* **WHAT YOU ARE ASKED TO DO**
Please copy out every one of the rows below word for word, leaving out the pictures.
________
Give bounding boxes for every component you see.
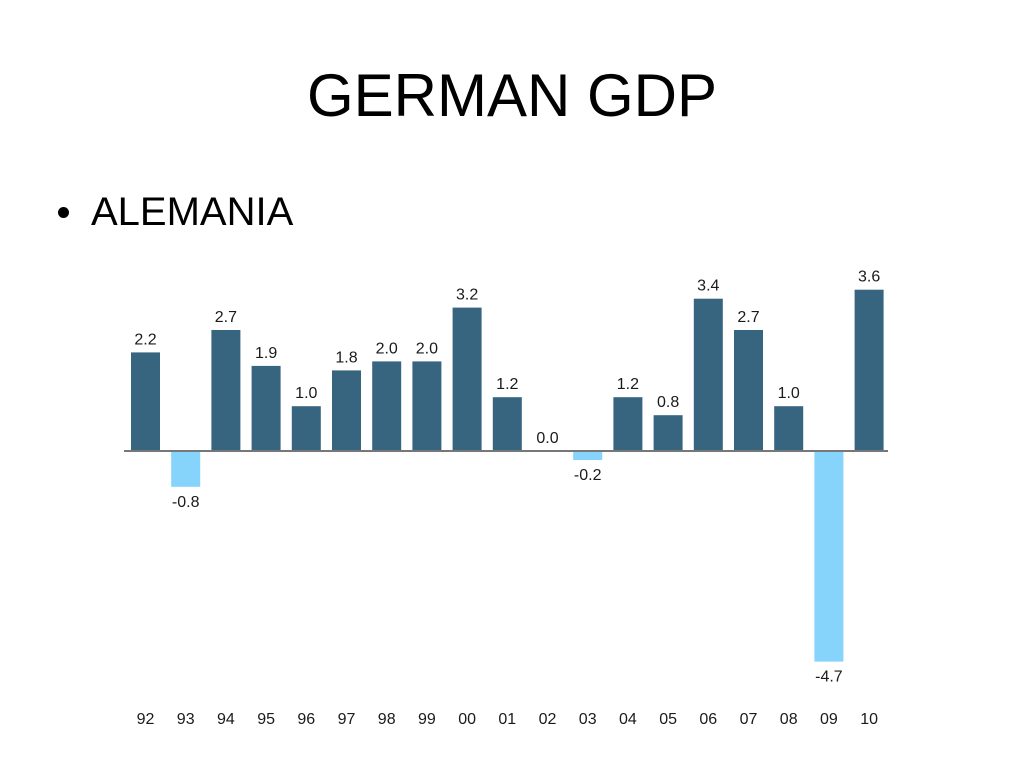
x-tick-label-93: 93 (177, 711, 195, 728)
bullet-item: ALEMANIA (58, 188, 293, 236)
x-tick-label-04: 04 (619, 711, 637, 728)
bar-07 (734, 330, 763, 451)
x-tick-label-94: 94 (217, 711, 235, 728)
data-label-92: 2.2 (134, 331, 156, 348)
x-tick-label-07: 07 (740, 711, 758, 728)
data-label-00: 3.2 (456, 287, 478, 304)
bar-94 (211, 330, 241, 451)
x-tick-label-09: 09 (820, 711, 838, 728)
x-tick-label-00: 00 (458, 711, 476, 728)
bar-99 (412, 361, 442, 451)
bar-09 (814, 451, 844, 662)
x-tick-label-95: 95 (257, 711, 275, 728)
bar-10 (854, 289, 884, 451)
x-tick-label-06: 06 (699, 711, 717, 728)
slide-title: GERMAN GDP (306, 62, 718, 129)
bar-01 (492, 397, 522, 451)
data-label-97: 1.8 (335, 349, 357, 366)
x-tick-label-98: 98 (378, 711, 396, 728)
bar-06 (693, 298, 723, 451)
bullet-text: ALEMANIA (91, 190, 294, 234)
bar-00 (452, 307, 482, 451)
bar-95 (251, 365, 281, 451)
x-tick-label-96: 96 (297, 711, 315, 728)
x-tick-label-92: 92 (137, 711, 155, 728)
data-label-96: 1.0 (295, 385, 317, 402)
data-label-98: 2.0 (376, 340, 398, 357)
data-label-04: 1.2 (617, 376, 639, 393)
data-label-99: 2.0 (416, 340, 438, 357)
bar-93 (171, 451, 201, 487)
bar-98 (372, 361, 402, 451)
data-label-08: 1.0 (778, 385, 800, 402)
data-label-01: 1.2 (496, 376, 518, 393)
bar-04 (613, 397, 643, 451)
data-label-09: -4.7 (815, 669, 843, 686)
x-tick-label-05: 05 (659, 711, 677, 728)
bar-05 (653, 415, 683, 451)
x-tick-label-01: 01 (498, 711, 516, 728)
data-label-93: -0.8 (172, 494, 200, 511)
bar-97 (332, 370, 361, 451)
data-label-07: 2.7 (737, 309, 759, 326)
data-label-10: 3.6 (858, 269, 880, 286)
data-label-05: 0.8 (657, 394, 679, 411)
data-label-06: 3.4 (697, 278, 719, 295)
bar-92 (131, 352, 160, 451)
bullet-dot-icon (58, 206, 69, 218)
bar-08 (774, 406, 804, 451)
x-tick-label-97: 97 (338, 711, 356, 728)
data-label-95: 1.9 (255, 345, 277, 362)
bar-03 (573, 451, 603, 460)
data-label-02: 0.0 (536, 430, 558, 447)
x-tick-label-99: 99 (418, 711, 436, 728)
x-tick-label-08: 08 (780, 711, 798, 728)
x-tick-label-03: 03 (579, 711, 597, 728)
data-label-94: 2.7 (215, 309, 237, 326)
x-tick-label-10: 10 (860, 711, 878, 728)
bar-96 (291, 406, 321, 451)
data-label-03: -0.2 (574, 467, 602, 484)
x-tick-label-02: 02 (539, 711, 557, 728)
________
* **FULL OUTPUT**
Give bounding boxes for every component you see.
x-tick-label-93: 93 (177, 711, 195, 728)
bullet-item: ALEMANIA (58, 188, 293, 236)
x-tick-label-04: 04 (619, 711, 637, 728)
bar-07 (734, 330, 763, 451)
x-tick-label-94: 94 (217, 711, 235, 728)
data-label-92: 2.2 (134, 331, 156, 348)
x-tick-label-07: 07 (740, 711, 758, 728)
data-label-00: 3.2 (456, 287, 478, 304)
bar-94 (211, 330, 241, 451)
x-tick-label-09: 09 (820, 711, 838, 728)
x-tick-label-00: 00 (458, 711, 476, 728)
bar-99 (412, 361, 442, 451)
bar-09 (814, 451, 844, 662)
x-tick-label-95: 95 (257, 711, 275, 728)
bar-10 (854, 289, 884, 451)
x-tick-label-06: 06 (699, 711, 717, 728)
slide-title: GERMAN GDP (306, 62, 718, 129)
bar-01 (492, 397, 522, 451)
data-label-97: 1.8 (335, 349, 357, 366)
x-tick-label-98: 98 (378, 711, 396, 728)
bar-06 (693, 298, 723, 451)
bullet-text: ALEMANIA (91, 190, 294, 234)
bar-00 (452, 307, 482, 451)
bar-95 (251, 365, 281, 451)
x-tick-label-96: 96 (297, 711, 315, 728)
x-tick-label-92: 92 (137, 711, 155, 728)
data-label-96: 1.0 (295, 385, 317, 402)
data-label-98: 2.0 (376, 340, 398, 357)
data-label-04: 1.2 (617, 376, 639, 393)
data-label-99: 2.0 (416, 340, 438, 357)
bar-93 (171, 451, 201, 487)
bar-98 (372, 361, 402, 451)
data-label-08: 1.0 (778, 385, 800, 402)
data-label-01: 1.2 (496, 376, 518, 393)
bar-04 (613, 397, 643, 451)
data-label-09: -4.7 (815, 669, 843, 686)
x-tick-label-05: 05 (659, 711, 677, 728)
bar-05 (653, 415, 683, 451)
x-tick-label-01: 01 (498, 711, 516, 728)
data-label-93: -0.8 (172, 494, 200, 511)
bar-97 (332, 370, 361, 451)
data-label-07: 2.7 (737, 309, 759, 326)
data-label-10: 3.6 (858, 269, 880, 286)
data-label-05: 0.8 (657, 394, 679, 411)
data-label-06: 3.4 (697, 278, 719, 295)
bar-92 (131, 352, 160, 451)
bullet-dot-icon (58, 206, 69, 218)
bar-08 (774, 406, 804, 451)
x-tick-label-97: 97 (338, 711, 356, 728)
data-label-95: 1.9 (255, 345, 277, 362)
bar-03 (573, 451, 603, 460)
data-label-02: 0.0 (536, 430, 558, 447)
x-tick-label-99: 99 (418, 711, 436, 728)
x-tick-label-08: 08 (780, 711, 798, 728)
x-tick-label-03: 03 (579, 711, 597, 728)
data-label-94: 2.7 (215, 309, 237, 326)
x-tick-label-10: 10 (860, 711, 878, 728)
bar-96 (291, 406, 321, 451)
data-label-03: -0.2 (574, 467, 602, 484)
x-tick-label-02: 02 (539, 711, 557, 728)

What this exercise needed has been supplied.